[Bounding box entries]
=-=-=-=-=
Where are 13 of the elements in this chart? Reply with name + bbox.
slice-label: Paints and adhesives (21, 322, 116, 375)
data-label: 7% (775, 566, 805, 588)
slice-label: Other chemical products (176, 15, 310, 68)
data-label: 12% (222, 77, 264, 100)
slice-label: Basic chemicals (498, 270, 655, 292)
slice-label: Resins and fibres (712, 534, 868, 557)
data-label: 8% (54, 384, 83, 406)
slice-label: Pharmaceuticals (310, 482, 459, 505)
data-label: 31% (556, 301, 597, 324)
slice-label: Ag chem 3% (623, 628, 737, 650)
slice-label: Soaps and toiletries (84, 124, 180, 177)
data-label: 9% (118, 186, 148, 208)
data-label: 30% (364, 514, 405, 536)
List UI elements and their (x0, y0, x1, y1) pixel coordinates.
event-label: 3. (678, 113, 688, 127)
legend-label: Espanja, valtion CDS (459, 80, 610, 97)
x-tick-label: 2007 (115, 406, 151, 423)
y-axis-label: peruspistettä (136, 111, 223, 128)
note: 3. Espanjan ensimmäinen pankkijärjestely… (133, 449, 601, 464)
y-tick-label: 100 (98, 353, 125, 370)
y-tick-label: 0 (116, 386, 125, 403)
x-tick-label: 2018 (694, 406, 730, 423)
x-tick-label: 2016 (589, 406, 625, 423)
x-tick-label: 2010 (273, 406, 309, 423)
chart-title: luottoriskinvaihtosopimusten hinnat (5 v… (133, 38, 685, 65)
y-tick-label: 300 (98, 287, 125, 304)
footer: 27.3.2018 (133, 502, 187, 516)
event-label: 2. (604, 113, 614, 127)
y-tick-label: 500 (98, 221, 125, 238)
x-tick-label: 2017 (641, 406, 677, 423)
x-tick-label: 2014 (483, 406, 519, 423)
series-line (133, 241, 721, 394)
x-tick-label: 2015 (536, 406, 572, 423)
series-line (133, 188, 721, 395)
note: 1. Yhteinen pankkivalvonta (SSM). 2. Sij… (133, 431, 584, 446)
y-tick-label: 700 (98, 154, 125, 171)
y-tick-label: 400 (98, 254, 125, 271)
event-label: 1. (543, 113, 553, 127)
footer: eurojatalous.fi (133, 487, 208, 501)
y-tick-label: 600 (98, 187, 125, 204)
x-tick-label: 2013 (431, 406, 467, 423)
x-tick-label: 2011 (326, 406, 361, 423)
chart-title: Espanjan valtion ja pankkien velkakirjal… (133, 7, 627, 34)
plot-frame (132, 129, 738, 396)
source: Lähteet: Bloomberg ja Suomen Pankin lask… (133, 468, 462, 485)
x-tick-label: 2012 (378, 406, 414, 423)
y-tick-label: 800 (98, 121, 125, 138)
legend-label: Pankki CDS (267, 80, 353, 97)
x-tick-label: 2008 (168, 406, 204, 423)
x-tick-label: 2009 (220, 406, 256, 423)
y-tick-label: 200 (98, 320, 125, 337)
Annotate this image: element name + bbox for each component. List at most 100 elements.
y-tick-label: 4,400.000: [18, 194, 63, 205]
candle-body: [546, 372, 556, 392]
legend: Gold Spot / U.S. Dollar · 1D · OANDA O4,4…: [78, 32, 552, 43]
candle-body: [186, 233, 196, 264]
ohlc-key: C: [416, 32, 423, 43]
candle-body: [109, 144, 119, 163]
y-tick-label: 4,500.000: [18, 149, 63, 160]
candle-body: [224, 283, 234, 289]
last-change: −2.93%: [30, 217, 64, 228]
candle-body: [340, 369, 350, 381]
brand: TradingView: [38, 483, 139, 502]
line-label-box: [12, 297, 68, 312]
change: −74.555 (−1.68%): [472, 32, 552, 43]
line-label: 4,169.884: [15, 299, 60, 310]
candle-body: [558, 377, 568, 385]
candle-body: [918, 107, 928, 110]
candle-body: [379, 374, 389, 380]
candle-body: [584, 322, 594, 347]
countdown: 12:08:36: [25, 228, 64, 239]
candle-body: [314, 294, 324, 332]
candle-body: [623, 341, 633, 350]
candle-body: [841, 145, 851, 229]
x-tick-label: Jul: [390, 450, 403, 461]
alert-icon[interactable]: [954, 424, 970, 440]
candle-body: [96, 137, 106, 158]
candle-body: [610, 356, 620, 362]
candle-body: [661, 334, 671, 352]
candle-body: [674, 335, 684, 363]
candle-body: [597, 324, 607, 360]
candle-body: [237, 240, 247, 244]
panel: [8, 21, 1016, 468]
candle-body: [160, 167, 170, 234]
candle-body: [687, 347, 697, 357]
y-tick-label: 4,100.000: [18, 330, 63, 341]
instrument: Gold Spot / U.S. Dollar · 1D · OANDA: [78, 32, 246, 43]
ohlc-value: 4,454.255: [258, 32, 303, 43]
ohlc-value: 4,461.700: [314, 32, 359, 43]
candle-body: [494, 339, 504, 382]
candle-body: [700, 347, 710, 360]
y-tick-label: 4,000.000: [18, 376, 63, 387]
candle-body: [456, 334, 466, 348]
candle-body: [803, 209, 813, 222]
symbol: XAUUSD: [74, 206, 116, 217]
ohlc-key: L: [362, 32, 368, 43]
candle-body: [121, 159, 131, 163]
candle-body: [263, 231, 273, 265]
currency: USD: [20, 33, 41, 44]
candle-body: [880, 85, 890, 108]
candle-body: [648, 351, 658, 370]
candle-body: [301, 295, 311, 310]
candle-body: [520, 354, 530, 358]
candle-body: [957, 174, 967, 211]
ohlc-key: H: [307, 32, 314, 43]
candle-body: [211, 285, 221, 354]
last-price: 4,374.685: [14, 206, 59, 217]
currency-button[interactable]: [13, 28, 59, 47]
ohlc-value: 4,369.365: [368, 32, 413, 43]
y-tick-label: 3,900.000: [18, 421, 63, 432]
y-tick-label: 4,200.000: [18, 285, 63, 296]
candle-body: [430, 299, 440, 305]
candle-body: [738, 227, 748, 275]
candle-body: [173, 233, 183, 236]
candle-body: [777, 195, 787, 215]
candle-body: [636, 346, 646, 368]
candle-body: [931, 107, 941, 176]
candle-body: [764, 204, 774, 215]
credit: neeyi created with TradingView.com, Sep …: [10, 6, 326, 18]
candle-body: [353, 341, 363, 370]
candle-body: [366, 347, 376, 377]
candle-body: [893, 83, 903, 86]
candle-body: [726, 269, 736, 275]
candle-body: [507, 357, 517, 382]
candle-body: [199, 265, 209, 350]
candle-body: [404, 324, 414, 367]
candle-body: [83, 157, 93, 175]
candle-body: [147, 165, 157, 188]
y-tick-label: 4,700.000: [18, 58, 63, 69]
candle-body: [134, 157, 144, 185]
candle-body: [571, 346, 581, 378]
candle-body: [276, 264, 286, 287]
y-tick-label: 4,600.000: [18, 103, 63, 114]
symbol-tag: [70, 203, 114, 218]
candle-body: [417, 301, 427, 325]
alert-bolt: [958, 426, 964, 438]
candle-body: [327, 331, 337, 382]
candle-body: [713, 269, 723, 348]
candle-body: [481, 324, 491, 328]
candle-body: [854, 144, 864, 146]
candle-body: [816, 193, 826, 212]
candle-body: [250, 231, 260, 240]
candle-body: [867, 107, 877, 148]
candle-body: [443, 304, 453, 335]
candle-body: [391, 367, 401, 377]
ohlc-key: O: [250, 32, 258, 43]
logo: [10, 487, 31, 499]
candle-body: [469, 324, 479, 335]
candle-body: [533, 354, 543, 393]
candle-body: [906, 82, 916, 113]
=-=-=-=-=
• The exercise: Copy everything in the listing from its start down to the line containing "data-label: 12% (222, 77, 264, 100)", substituting "segment-label" for "slice-label" and leaving all else unchanged.

• Response to this exercise:
Where are 13 of the elements in this chart? Reply with name + bbox.
segment-label: Paints and adhesives (21, 322, 116, 375)
data-label: 7% (775, 566, 805, 588)
segment-label: Other chemical products (176, 15, 310, 68)
data-label: 12% (222, 77, 264, 100)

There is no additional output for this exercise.